Which lines hold the word "icon"? Copy each of them.

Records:
[BEGIN]

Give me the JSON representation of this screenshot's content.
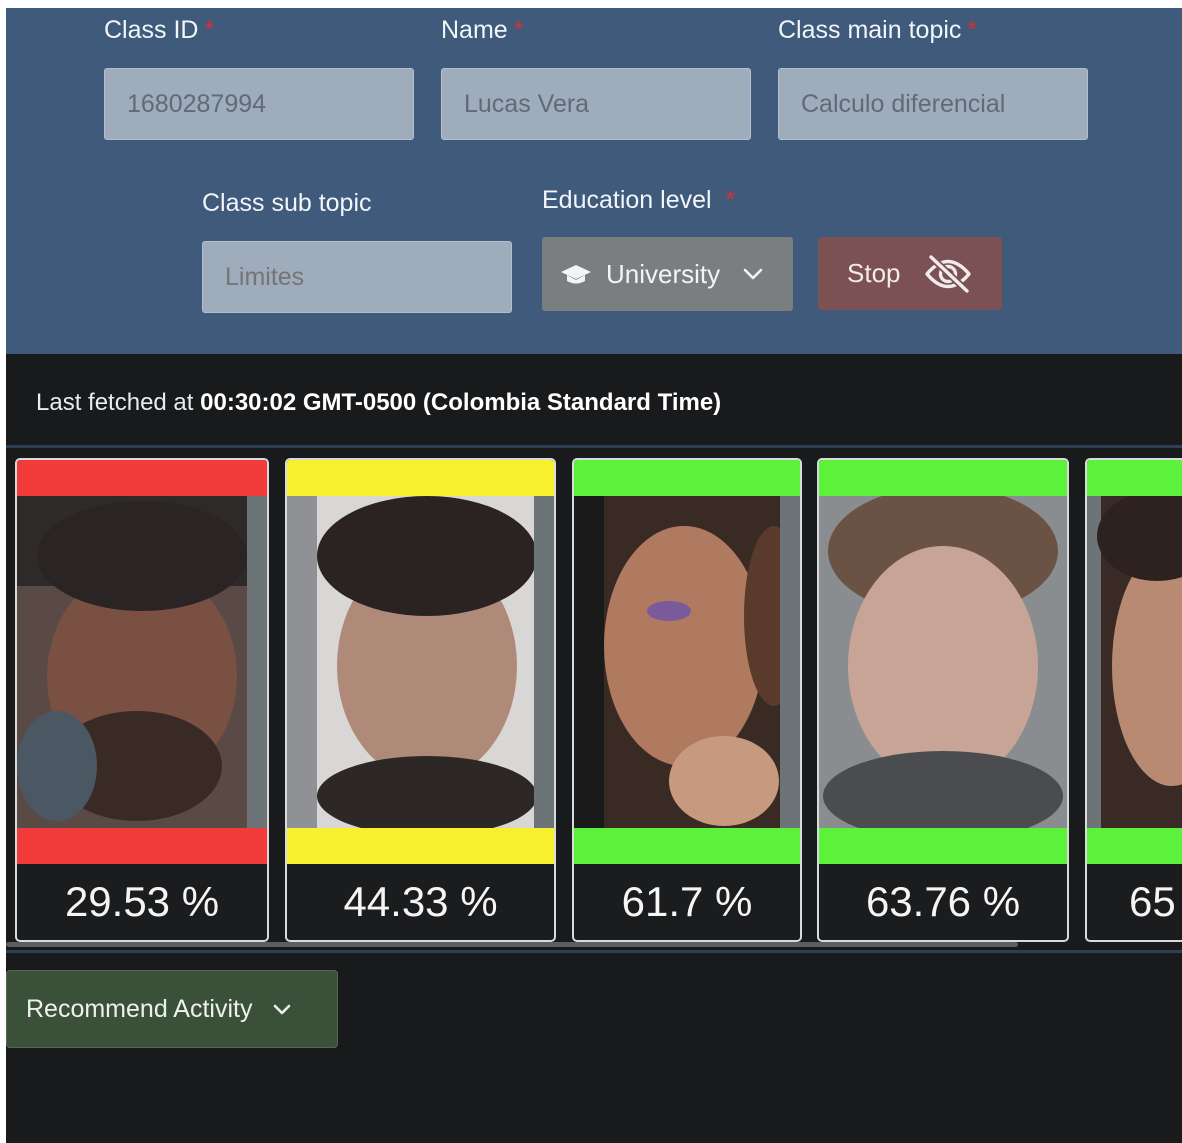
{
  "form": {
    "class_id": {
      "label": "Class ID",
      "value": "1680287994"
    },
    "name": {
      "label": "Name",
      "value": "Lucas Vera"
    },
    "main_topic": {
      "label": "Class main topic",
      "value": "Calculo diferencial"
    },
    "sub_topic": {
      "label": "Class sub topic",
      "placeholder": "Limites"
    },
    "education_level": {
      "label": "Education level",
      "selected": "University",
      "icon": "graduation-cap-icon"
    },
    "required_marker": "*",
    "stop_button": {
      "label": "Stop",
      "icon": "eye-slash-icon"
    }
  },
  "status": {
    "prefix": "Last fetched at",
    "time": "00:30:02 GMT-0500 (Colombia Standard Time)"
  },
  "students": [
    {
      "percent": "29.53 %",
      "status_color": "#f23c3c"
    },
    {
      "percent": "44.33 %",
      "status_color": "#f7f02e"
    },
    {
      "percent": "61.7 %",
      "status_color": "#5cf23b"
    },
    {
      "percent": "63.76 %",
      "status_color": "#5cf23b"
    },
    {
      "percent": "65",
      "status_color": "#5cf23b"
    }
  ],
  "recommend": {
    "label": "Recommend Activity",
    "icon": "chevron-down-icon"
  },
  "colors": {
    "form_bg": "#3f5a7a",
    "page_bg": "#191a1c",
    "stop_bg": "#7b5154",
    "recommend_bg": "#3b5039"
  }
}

[END]

_Expected answer_
      "icon": "graduation-cap-icon"
      "icon": "eye-slash-icon"
    "icon": "chevron-down-icon"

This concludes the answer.